> [WHAT IS REQUIRED] Tally the lines containing the word "state" and give the total alone.

> [RECORDED INFORMATION]
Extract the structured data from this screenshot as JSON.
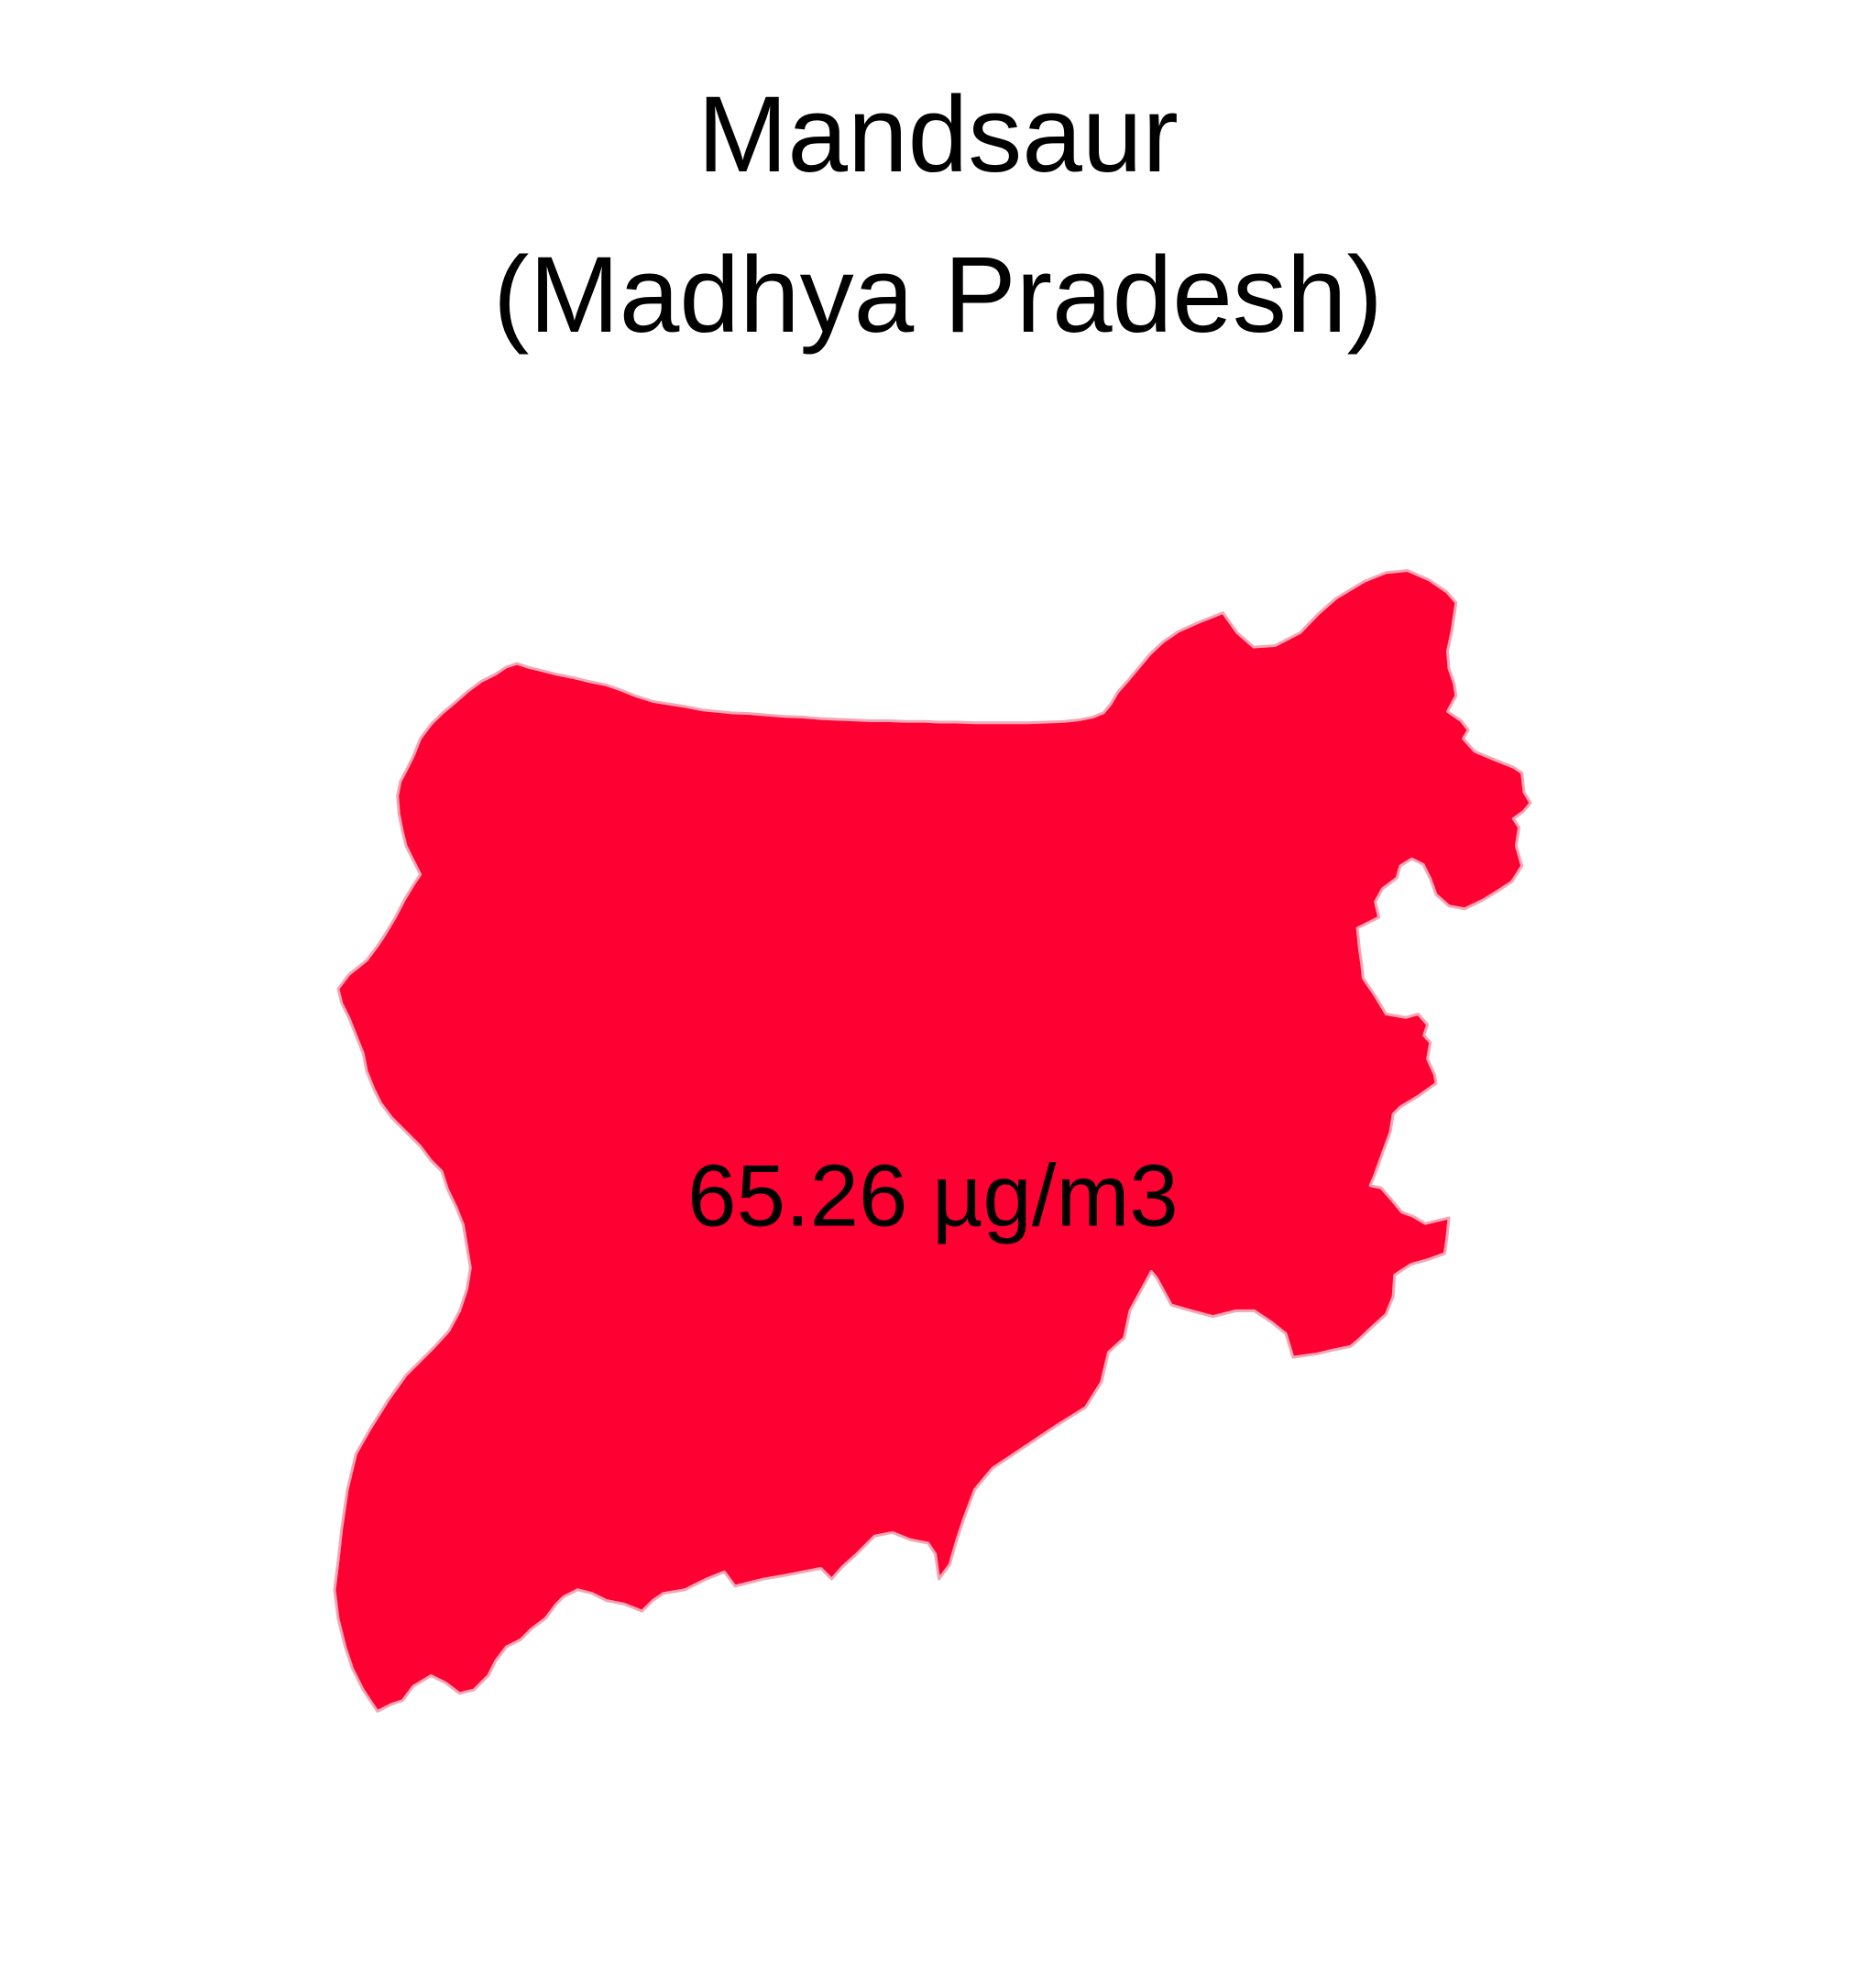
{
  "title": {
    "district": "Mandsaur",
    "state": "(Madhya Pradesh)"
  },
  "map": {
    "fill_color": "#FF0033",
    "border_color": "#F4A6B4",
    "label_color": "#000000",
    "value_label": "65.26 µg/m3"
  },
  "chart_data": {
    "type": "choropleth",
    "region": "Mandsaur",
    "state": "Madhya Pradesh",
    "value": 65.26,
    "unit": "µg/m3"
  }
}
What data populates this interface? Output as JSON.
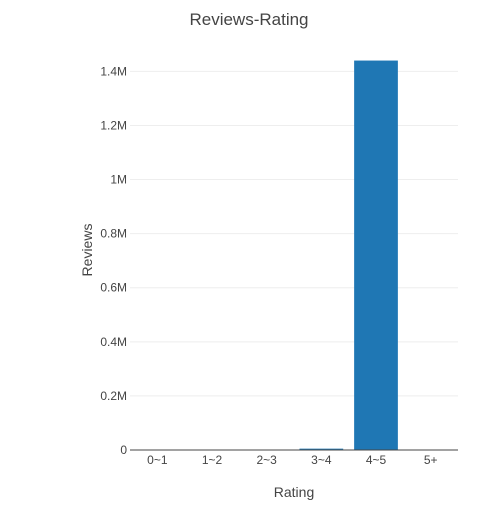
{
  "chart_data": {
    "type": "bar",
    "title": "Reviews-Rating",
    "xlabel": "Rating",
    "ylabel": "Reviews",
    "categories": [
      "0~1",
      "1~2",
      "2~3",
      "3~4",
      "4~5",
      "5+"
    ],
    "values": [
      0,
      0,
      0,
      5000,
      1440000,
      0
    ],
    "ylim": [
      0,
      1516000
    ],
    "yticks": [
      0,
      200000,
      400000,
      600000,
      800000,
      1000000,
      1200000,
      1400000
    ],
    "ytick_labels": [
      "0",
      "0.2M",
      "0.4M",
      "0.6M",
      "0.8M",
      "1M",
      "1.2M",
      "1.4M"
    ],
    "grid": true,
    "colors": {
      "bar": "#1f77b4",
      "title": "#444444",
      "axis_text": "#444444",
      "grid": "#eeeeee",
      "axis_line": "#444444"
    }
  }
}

> [WRITTEN SOLUTION] 2